# Data lines
■ ■ ■

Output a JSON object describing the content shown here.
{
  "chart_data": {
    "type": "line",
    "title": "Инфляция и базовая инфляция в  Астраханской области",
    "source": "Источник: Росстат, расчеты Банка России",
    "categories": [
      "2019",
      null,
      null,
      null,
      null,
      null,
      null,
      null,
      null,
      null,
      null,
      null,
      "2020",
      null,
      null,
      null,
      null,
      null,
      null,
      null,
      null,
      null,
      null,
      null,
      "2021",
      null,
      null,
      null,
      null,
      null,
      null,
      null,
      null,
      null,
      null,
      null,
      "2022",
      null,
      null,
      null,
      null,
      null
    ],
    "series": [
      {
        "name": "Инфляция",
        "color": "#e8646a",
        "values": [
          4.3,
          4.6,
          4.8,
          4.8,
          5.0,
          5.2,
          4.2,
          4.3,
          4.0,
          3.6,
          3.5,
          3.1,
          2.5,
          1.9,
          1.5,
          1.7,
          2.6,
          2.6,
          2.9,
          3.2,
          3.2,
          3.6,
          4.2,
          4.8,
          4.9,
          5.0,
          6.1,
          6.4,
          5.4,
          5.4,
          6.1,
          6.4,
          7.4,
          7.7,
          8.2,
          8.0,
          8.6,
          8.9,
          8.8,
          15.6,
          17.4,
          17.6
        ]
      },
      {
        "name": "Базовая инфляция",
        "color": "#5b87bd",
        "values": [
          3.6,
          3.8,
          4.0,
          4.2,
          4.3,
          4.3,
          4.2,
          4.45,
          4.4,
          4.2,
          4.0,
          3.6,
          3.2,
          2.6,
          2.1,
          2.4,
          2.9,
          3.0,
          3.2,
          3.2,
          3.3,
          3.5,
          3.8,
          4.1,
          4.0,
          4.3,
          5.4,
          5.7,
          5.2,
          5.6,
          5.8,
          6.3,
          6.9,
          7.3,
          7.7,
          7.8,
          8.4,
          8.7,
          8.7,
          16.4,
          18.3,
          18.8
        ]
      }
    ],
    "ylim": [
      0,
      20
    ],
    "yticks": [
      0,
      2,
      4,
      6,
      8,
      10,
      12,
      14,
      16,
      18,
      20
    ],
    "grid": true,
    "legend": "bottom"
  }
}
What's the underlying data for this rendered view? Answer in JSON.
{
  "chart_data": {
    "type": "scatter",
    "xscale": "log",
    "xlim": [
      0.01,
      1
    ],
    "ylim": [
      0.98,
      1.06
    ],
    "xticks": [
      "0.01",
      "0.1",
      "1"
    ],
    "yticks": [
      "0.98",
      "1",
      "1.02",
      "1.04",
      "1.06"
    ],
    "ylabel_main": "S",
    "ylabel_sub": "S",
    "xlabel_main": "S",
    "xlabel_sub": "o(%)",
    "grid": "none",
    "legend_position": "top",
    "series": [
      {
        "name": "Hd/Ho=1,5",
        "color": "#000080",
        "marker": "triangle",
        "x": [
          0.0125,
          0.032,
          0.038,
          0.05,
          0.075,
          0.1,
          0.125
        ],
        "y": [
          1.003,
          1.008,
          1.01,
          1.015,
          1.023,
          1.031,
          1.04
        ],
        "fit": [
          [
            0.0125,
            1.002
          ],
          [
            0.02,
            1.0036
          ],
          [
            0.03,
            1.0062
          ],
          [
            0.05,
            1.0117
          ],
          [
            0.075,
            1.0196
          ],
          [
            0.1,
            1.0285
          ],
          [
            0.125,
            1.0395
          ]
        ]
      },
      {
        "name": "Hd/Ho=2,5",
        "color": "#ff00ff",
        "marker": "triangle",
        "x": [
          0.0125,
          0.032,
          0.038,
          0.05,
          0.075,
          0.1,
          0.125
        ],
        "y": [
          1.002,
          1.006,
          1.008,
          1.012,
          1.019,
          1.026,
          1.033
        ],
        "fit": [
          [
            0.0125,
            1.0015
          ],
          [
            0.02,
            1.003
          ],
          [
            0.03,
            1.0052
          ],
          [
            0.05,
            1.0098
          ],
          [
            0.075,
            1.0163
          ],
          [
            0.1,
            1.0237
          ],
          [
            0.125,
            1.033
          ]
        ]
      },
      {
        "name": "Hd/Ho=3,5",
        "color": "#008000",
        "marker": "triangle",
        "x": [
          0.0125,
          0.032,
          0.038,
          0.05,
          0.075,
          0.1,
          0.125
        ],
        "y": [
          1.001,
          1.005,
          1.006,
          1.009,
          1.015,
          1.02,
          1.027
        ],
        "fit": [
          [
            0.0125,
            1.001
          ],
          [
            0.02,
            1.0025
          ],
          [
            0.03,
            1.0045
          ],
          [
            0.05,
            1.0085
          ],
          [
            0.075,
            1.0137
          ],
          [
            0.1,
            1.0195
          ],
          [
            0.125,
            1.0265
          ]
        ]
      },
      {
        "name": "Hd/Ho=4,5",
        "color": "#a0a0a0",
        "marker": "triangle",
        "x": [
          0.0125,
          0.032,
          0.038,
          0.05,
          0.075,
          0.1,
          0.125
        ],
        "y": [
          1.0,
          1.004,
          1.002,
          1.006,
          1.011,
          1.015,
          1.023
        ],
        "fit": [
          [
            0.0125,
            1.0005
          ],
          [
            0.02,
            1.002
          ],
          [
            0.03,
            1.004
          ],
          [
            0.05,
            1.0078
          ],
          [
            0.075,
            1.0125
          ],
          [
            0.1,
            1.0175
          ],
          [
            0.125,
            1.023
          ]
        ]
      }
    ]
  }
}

■ ■ ■

# Goal of the exercise
Isolate the lines above that contain the word "color" and copy them.

# Output
        "color": "#e8646a",
        "color": "#5b87bd",
        "color": "#000080",
        "color": "#ff00ff",
        "color": "#008000",
        "color": "#a0a0a0",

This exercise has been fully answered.